--- Begin RECORDS ---
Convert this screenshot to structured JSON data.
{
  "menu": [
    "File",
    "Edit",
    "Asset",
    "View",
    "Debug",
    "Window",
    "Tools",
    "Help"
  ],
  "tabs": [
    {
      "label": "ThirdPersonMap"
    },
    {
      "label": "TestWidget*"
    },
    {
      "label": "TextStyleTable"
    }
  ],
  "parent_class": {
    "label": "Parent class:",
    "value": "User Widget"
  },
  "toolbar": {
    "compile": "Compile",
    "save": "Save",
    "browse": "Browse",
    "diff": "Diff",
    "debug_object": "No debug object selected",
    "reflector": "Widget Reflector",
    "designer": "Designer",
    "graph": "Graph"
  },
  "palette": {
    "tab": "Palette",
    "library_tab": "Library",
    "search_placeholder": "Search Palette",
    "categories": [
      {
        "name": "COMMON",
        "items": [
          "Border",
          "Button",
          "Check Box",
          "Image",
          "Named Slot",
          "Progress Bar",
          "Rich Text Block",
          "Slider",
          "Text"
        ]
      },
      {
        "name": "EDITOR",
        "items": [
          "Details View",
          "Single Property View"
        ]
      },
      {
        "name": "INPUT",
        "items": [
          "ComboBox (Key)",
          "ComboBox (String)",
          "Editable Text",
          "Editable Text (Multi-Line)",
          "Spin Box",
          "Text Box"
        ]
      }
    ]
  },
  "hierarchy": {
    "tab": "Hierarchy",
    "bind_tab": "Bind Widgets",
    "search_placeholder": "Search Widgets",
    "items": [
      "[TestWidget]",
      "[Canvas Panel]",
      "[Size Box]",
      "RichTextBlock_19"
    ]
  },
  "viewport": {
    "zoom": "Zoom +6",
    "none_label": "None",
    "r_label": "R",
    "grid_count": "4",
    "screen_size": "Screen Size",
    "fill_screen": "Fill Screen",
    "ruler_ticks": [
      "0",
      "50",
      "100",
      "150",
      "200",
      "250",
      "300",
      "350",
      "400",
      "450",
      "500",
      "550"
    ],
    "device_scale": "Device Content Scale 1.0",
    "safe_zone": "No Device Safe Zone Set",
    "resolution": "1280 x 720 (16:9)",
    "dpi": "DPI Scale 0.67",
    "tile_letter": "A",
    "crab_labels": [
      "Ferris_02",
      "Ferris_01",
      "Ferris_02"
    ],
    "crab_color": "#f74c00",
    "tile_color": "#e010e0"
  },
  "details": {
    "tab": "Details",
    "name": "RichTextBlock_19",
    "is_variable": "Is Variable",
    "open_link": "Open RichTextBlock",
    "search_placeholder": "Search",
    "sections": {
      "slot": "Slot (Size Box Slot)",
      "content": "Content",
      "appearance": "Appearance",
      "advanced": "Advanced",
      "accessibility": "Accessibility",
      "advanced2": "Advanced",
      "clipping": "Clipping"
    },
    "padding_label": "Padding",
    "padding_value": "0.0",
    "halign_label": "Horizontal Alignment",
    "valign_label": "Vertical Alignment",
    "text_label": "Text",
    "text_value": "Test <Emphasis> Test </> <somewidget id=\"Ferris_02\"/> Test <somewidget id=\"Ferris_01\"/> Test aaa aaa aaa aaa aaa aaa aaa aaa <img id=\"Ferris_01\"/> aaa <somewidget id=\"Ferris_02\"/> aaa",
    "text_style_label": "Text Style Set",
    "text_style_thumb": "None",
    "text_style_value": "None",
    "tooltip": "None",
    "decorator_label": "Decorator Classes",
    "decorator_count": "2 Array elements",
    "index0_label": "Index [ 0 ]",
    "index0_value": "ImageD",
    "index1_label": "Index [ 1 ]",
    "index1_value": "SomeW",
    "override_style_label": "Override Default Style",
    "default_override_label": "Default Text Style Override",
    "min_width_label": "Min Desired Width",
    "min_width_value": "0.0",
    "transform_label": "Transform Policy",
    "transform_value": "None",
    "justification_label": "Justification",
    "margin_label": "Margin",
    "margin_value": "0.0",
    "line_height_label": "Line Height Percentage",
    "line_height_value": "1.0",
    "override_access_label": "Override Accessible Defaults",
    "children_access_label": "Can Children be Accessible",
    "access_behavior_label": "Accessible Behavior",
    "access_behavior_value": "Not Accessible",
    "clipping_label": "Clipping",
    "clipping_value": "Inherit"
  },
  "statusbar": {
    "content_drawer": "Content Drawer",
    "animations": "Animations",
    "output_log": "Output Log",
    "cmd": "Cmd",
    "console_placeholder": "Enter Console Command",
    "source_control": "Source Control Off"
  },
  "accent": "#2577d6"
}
--- End RECORDS ---
Copy each line of the listing that holds the word "Editable".

          "Editable Text",
          "Editable Text (Multi-Line)",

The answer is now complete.